Aim >> Search the records for "from". Copy every line where it appears.

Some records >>
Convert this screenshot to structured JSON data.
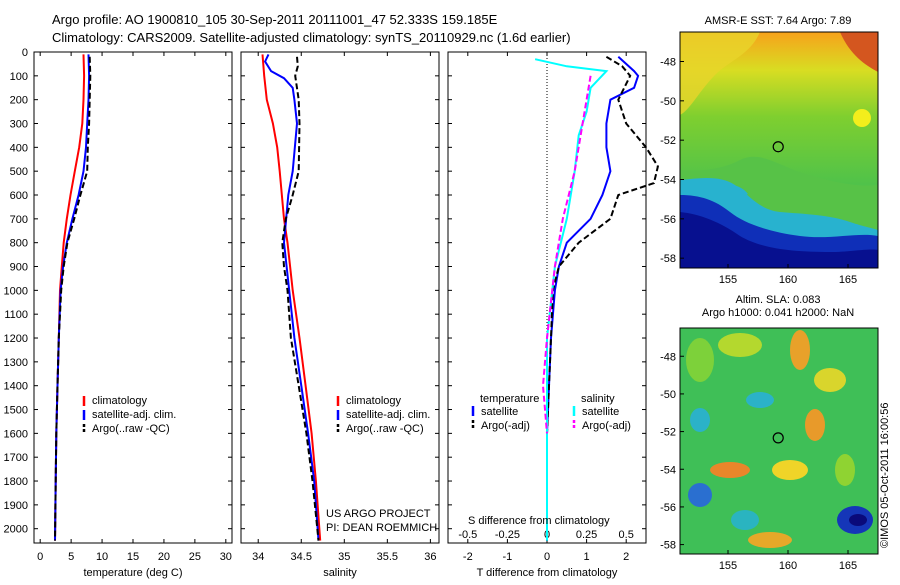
{
  "header": {
    "line1": "Argo profile: AO 1900810_105 30-Sep-2011 20111001_47 52.333S 159.185E",
    "line2": "Climatology: CARS2009. Satellite-adjusted climatology: synTS_20110929.nc (1.6d earlier)"
  },
  "colors": {
    "climatology": "#ff0000",
    "satellite": "#0000ff",
    "argo": "#000000",
    "s_climatology": "#00ffff",
    "s_argo": "#ff00ff"
  },
  "chart_data": [
    {
      "type": "line",
      "name": "temperature",
      "xlabel": "temperature (deg C)",
      "xlim": [
        -1,
        31
      ],
      "xticks": [
        0,
        5,
        10,
        15,
        20,
        25,
        30
      ],
      "ylim": [
        0,
        2060
      ],
      "yticks": [
        0,
        100,
        200,
        300,
        400,
        500,
        600,
        700,
        800,
        900,
        1000,
        1100,
        1200,
        1300,
        1400,
        1500,
        1600,
        1700,
        1800,
        1900,
        2000
      ],
      "legend": [
        "climatology",
        "satellite-adj. clim.",
        "Argo(..raw -QC)"
      ],
      "series": [
        {
          "name": "climatology",
          "style": "solid",
          "color": "#ff0000",
          "points": [
            [
              7.0,
              10
            ],
            [
              7.1,
              100
            ],
            [
              7.0,
              200
            ],
            [
              6.8,
              300
            ],
            [
              6.3,
              400
            ],
            [
              5.6,
              500
            ],
            [
              4.9,
              600
            ],
            [
              4.3,
              700
            ],
            [
              3.8,
              800
            ],
            [
              3.5,
              900
            ],
            [
              3.2,
              1000
            ],
            [
              3.0,
              1200
            ],
            [
              2.8,
              1400
            ],
            [
              2.6,
              1600
            ],
            [
              2.5,
              1800
            ],
            [
              2.4,
              2050
            ]
          ]
        },
        {
          "name": "satellite-adj. clim.",
          "style": "solid",
          "color": "#0000ff",
          "points": [
            [
              7.8,
              10
            ],
            [
              7.9,
              100
            ],
            [
              7.8,
              200
            ],
            [
              7.6,
              300
            ],
            [
              7.4,
              400
            ],
            [
              7.0,
              500
            ],
            [
              6.2,
              600
            ],
            [
              5.2,
              700
            ],
            [
              4.3,
              800
            ],
            [
              3.7,
              900
            ],
            [
              3.3,
              1000
            ],
            [
              3.0,
              1200
            ],
            [
              2.8,
              1400
            ],
            [
              2.6,
              1600
            ],
            [
              2.5,
              1800
            ],
            [
              2.4,
              2050
            ]
          ]
        },
        {
          "name": "Argo(..raw -QC)",
          "style": "dashed",
          "color": "#000000",
          "points": [
            [
              8.0,
              20
            ],
            [
              8.1,
              100
            ],
            [
              8.0,
              200
            ],
            [
              7.9,
              300
            ],
            [
              7.7,
              400
            ],
            [
              7.6,
              500
            ],
            [
              6.5,
              600
            ],
            [
              5.5,
              700
            ],
            [
              4.4,
              800
            ],
            [
              3.8,
              900
            ],
            [
              3.4,
              1000
            ],
            [
              3.0,
              1200
            ],
            [
              2.8,
              1400
            ],
            [
              2.6,
              1600
            ],
            [
              2.5,
              1800
            ],
            [
              2.4,
              2050
            ]
          ]
        }
      ]
    },
    {
      "type": "line",
      "name": "salinity",
      "xlabel": "salinity",
      "xlim": [
        33.8,
        36.1
      ],
      "xticks": [
        34,
        34.5,
        35,
        35.5,
        36
      ],
      "ylim": [
        0,
        2060
      ],
      "legend": [
        "climatology",
        "satellite-adj. clim.",
        "Argo(..raw -QC)"
      ],
      "annotation": [
        "US ARGO PROJECT",
        "PI: DEAN ROEMMICH"
      ],
      "series": [
        {
          "name": "climatology",
          "style": "solid",
          "color": "#ff0000",
          "points": [
            [
              34.05,
              10
            ],
            [
              34.07,
              100
            ],
            [
              34.1,
              200
            ],
            [
              34.17,
              300
            ],
            [
              34.22,
              400
            ],
            [
              34.25,
              500
            ],
            [
              34.3,
              700
            ],
            [
              34.34,
              800
            ],
            [
              34.37,
              900
            ],
            [
              34.4,
              1000
            ],
            [
              34.48,
              1200
            ],
            [
              34.55,
              1400
            ],
            [
              34.62,
              1600
            ],
            [
              34.67,
              1800
            ],
            [
              34.72,
              2050
            ]
          ]
        },
        {
          "name": "satellite-adj. clim.",
          "style": "solid",
          "color": "#0000ff",
          "points": [
            [
              34.12,
              10
            ],
            [
              34.08,
              40
            ],
            [
              34.15,
              80
            ],
            [
              34.3,
              110
            ],
            [
              34.4,
              150
            ],
            [
              34.42,
              200
            ],
            [
              34.45,
              300
            ],
            [
              34.4,
              500
            ],
            [
              34.35,
              600
            ],
            [
              34.3,
              800
            ],
            [
              34.33,
              900
            ],
            [
              34.36,
              1000
            ],
            [
              34.42,
              1200
            ],
            [
              34.5,
              1400
            ],
            [
              34.58,
              1600
            ],
            [
              34.65,
              1800
            ],
            [
              34.7,
              2050
            ]
          ]
        },
        {
          "name": "Argo(..raw -QC)",
          "style": "dashed",
          "color": "#000000",
          "points": [
            [
              34.45,
              20
            ],
            [
              34.46,
              60
            ],
            [
              34.43,
              100
            ],
            [
              34.47,
              200
            ],
            [
              34.48,
              300
            ],
            [
              34.47,
              500
            ],
            [
              34.4,
              600
            ],
            [
              34.32,
              700
            ],
            [
              34.28,
              800
            ],
            [
              34.3,
              900
            ],
            [
              34.34,
              1000
            ],
            [
              34.38,
              1200
            ],
            [
              34.47,
              1400
            ],
            [
              34.56,
              1600
            ],
            [
              34.63,
              1800
            ],
            [
              34.7,
              2050
            ]
          ]
        }
      ]
    },
    {
      "type": "line",
      "name": "difference",
      "xlabel": "T difference from climatology",
      "x2label": "S difference from climatology",
      "xlim": [
        -2.5,
        2.5
      ],
      "xticks": [
        -2,
        -1,
        0,
        1,
        2
      ],
      "x2ticks": [
        "-0.5",
        "-0.25",
        "0",
        "0.25",
        "0.5"
      ],
      "ylim": [
        0,
        2060
      ],
      "legend": {
        "temperature": "temperature",
        "salinity": "salinity",
        "satellite": "satellite",
        "argo": "Argo(-adj)"
      },
      "series": [
        {
          "name": "temperature satellite",
          "style": "solid",
          "color": "#0000ff",
          "points": [
            [
              1.8,
              20
            ],
            [
              2.2,
              80
            ],
            [
              2.3,
              100
            ],
            [
              2.2,
              150
            ],
            [
              1.6,
              200
            ],
            [
              1.5,
              300
            ],
            [
              1.5,
              400
            ],
            [
              1.6,
              500
            ],
            [
              1.4,
              600
            ],
            [
              1.1,
              700
            ],
            [
              0.5,
              800
            ],
            [
              0.3,
              900
            ],
            [
              0.2,
              1000
            ],
            [
              0.1,
              1200
            ],
            [
              0.05,
              1400
            ],
            [
              0,
              1600
            ],
            [
              0,
              2050
            ]
          ]
        },
        {
          "name": "temperature Argo(-adj)",
          "style": "dashed",
          "color": "#000000",
          "points": [
            [
              1.5,
              20
            ],
            [
              1.9,
              60
            ],
            [
              2.1,
              100
            ],
            [
              1.8,
              200
            ],
            [
              2.0,
              300
            ],
            [
              2.5,
              400
            ],
            [
              2.8,
              480
            ],
            [
              2.7,
              550
            ],
            [
              1.8,
              600
            ],
            [
              1.6,
              700
            ],
            [
              0.8,
              800
            ],
            [
              0.3,
              900
            ],
            [
              0.15,
              1000
            ],
            [
              0.1,
              1200
            ],
            [
              0.05,
              1400
            ],
            [
              0,
              1600
            ],
            [
              0,
              2050
            ]
          ]
        },
        {
          "name": "salinity satellite",
          "style": "solid",
          "color": "#00ffff",
          "points": [
            [
              -0.3,
              30
            ],
            [
              0.5,
              60
            ],
            [
              1.5,
              80
            ],
            [
              1.1,
              150
            ],
            [
              1.0,
              250
            ],
            [
              0.8,
              350
            ],
            [
              0.7,
              500
            ],
            [
              0.5,
              700
            ],
            [
              0.2,
              900
            ],
            [
              0.0,
              1200
            ],
            [
              0.0,
              1600
            ],
            [
              0.0,
              2050
            ]
          ]
        },
        {
          "name": "salinity Argo(-adj)",
          "style": "dashed",
          "color": "#ff00ff",
          "points": [
            [
              1.1,
              100
            ],
            [
              0.9,
              300
            ],
            [
              0.7,
              500
            ],
            [
              0.4,
              700
            ],
            [
              0.2,
              900
            ],
            [
              0.0,
              1200
            ],
            [
              -0.1,
              1400
            ],
            [
              0.0,
              1600
            ]
          ]
        }
      ]
    },
    {
      "type": "heatmap",
      "name": "sst map",
      "title": "AMSR-E SST: 7.64  Argo: 7.89",
      "xlim": [
        151,
        167.5
      ],
      "ylim": [
        -58.5,
        -46.5
      ],
      "xticks": [
        155,
        160,
        165
      ],
      "yticks": [
        -48,
        -50,
        -52,
        -54,
        -56,
        -58
      ],
      "marker": {
        "lon": 159.185,
        "lat": -52.333
      }
    },
    {
      "type": "heatmap",
      "name": "sla map",
      "title": "Altim. SLA: 0.083",
      "subtitle": "Argo h1000: 0.041 h2000: NaN",
      "xlim": [
        151,
        167.5
      ],
      "ylim": [
        -58.5,
        -46.5
      ],
      "xticks": [
        155,
        160,
        165
      ],
      "yticks": [
        -48,
        -50,
        -52,
        -54,
        -56,
        -58
      ],
      "marker": {
        "lon": 159.185,
        "lat": -52.333
      }
    }
  ],
  "footer": {
    "credit": "©IMOS 05-Oct-2011 16:00:56"
  }
}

Reply to the exercise >>
      "xlabel": "T difference from climatology",
      "x2label": "S difference from climatology",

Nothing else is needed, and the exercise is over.